## [Aim of the task]
Put the lines of the items into a numbered list, from the first line up to and including the line with "group-label: Network connection", leaving out any blank lines.

## [Data to use]
----

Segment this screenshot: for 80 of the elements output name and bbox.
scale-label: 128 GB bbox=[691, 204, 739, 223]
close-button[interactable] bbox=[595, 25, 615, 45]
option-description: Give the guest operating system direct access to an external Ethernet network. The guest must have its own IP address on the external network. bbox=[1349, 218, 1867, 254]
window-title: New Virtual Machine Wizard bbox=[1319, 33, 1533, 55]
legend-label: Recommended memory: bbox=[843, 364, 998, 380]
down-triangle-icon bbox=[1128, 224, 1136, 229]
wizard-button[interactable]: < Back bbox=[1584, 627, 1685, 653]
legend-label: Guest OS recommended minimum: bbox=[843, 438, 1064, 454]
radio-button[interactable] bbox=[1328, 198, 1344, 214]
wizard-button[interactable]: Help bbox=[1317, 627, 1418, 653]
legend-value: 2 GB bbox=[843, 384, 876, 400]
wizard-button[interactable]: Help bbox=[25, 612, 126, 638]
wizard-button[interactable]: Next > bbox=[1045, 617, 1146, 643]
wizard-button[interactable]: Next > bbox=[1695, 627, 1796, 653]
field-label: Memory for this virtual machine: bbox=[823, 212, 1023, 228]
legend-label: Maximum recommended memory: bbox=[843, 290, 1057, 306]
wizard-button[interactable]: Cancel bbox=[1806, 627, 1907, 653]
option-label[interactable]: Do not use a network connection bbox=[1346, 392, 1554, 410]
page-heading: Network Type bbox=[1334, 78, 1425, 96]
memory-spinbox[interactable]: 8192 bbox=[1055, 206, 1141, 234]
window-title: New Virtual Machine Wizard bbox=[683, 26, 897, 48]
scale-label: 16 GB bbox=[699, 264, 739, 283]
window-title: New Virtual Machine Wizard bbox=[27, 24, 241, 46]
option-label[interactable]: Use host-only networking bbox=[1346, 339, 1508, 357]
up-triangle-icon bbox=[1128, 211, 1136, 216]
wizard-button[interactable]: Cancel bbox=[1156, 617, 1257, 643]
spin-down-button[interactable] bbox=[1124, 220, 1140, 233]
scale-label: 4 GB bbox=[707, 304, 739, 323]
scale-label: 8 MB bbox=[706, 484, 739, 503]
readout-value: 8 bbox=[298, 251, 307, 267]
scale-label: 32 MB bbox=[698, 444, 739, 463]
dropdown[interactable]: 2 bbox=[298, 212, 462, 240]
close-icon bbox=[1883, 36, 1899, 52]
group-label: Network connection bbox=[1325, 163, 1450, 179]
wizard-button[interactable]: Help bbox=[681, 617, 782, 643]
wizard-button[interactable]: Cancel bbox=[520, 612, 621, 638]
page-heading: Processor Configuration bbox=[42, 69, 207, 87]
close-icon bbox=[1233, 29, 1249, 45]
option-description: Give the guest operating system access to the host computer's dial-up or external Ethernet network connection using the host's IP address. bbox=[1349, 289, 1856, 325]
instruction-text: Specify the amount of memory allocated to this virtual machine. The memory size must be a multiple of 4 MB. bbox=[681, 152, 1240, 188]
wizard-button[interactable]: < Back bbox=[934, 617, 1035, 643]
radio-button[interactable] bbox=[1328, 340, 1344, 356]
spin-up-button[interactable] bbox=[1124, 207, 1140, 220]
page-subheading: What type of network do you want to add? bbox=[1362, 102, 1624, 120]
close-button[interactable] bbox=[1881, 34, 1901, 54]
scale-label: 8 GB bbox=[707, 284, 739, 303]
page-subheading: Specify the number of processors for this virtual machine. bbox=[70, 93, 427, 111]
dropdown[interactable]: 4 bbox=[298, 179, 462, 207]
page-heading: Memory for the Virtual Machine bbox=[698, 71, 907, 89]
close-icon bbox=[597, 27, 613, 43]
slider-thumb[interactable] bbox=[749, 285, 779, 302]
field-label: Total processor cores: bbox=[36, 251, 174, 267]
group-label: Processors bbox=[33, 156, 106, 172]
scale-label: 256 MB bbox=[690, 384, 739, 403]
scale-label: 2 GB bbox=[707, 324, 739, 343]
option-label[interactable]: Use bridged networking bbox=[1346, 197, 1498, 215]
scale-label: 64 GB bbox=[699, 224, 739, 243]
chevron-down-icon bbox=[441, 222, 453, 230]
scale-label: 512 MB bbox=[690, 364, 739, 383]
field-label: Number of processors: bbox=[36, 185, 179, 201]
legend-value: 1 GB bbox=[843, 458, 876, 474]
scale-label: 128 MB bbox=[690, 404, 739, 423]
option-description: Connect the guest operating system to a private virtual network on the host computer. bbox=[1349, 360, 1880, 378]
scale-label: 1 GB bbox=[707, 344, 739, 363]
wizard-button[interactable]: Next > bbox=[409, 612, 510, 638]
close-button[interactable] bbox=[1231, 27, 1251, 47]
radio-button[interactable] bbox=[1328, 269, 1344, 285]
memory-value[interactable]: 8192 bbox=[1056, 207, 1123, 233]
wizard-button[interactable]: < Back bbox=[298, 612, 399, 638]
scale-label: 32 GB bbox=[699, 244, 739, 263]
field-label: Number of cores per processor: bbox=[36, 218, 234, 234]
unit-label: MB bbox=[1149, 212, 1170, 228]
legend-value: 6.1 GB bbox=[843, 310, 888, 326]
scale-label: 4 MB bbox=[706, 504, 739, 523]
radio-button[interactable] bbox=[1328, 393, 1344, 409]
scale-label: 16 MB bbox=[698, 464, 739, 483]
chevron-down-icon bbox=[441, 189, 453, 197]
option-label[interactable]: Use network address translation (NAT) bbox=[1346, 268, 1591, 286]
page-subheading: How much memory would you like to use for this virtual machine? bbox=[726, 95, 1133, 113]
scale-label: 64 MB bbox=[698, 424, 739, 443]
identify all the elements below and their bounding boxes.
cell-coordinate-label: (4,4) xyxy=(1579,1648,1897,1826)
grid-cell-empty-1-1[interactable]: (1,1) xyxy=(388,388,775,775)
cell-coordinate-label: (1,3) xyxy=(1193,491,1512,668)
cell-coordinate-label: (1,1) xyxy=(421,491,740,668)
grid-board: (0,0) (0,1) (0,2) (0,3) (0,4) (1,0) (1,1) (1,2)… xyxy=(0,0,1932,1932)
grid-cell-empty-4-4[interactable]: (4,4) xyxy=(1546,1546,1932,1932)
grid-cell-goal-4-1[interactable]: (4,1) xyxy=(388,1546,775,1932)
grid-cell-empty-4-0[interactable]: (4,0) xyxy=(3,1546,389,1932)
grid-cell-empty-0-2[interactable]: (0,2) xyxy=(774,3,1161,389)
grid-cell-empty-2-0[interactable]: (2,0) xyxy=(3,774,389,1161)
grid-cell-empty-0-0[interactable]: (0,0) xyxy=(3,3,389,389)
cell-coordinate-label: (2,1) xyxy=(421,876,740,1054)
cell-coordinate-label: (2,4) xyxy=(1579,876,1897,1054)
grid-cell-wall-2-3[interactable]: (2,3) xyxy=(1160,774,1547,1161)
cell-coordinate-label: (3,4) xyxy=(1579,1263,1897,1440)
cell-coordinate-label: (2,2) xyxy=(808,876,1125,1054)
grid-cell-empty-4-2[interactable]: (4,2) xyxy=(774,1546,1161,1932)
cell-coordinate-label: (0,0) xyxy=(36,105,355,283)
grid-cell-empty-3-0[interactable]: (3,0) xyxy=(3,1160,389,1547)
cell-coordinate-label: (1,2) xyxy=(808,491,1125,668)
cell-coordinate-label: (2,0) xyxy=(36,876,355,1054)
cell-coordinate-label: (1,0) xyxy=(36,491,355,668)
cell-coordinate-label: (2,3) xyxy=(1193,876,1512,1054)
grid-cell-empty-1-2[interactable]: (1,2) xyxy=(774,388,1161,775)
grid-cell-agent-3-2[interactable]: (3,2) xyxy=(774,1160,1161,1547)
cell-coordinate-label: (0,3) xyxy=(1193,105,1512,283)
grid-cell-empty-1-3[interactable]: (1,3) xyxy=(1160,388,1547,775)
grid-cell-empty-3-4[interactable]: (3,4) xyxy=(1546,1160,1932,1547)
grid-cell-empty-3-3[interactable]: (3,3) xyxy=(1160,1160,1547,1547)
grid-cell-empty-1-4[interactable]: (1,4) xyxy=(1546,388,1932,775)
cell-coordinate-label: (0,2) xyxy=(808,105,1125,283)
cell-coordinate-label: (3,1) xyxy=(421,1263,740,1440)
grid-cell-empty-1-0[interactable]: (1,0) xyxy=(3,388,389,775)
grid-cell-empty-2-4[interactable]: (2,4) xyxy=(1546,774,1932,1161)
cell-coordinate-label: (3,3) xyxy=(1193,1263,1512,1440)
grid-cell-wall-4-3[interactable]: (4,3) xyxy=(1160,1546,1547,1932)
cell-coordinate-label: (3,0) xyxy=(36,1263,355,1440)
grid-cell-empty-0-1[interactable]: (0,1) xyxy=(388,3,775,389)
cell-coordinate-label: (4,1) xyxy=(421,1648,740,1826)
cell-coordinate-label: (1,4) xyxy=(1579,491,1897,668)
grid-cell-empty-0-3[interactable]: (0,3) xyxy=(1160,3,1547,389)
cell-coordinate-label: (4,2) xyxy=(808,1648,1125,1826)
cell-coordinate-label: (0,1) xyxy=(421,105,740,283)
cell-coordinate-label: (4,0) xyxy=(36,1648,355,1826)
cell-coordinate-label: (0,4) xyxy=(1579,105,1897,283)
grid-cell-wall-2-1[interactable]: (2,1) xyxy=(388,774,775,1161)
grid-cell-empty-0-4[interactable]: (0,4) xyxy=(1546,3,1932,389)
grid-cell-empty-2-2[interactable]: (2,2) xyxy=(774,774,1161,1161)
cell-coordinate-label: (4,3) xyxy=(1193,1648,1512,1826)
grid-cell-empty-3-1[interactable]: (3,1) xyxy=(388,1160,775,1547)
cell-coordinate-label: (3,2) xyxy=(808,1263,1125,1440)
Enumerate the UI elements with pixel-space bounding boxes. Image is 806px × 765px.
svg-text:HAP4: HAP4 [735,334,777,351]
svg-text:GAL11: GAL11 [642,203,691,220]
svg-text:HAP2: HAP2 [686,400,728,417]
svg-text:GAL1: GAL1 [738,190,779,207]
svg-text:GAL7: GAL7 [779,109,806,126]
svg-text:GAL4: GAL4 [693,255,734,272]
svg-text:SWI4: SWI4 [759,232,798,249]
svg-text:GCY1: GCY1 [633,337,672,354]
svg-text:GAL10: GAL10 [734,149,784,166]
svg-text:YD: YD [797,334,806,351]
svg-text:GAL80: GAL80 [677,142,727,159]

----

## [Written answer]
1. Segment this screenshot: for 80 of the elements output name and bbox.
2. scale-label: 128 GB bbox=[691, 204, 739, 223]
3. close-button[interactable] bbox=[595, 25, 615, 45]
4. option-description: Give the guest operating system direct access to an external Ethernet network. The guest must have its own IP address on the external network. bbox=[1349, 218, 1867, 254]
5. window-title: New Virtual Machine Wizard bbox=[1319, 33, 1533, 55]
6. legend-label: Recommended memory: bbox=[843, 364, 998, 380]
7. down-triangle-icon bbox=[1128, 224, 1136, 229]
8. wizard-button[interactable]: < Back bbox=[1584, 627, 1685, 653]
9. legend-label: Guest OS recommended minimum: bbox=[843, 438, 1064, 454]
10. radio-button[interactable] bbox=[1328, 198, 1344, 214]
11. wizard-button[interactable]: Help bbox=[1317, 627, 1418, 653]
12. legend-value: 2 GB bbox=[843, 384, 876, 400]
13. wizard-button[interactable]: Help bbox=[25, 612, 126, 638]
14. wizard-button[interactable]: Next > bbox=[1045, 617, 1146, 643]
15. wizard-button[interactable]: Next > bbox=[1695, 627, 1796, 653]
16. field-label: Memory for this virtual machine: bbox=[823, 212, 1023, 228]
17. legend-label: Maximum recommended memory: bbox=[843, 290, 1057, 306]
18. wizard-button[interactable]: Cancel bbox=[1806, 627, 1907, 653]
19. option-label[interactable]: Do not use a network connection bbox=[1346, 392, 1554, 410]
20. page-heading: Network Type bbox=[1334, 78, 1425, 96]
21. memory-spinbox[interactable]: 8192 bbox=[1055, 206, 1141, 234]
22. window-title: New Virtual Machine Wizard bbox=[683, 26, 897, 48]
23. scale-label: 16 GB bbox=[699, 264, 739, 283]
24. window-title: New Virtual Machine Wizard bbox=[27, 24, 241, 46]
25. option-label[interactable]: Use host-only networking bbox=[1346, 339, 1508, 357]
26. up-triangle-icon bbox=[1128, 211, 1136, 216]
27. wizard-button[interactable]: Cancel bbox=[1156, 617, 1257, 643]
28. spin-down-button[interactable] bbox=[1124, 220, 1140, 233]
29. scale-label: 4 GB bbox=[707, 304, 739, 323]
30. scale-label: 8 MB bbox=[706, 484, 739, 503]
31. readout-value: 8 bbox=[298, 251, 307, 267]
32. scale-label: 32 MB bbox=[698, 444, 739, 463]
33. dropdown[interactable]: 2 bbox=[298, 212, 462, 240]
34. close-icon bbox=[1883, 36, 1899, 52]
35. group-label: Network connection bbox=[1325, 163, 1450, 179]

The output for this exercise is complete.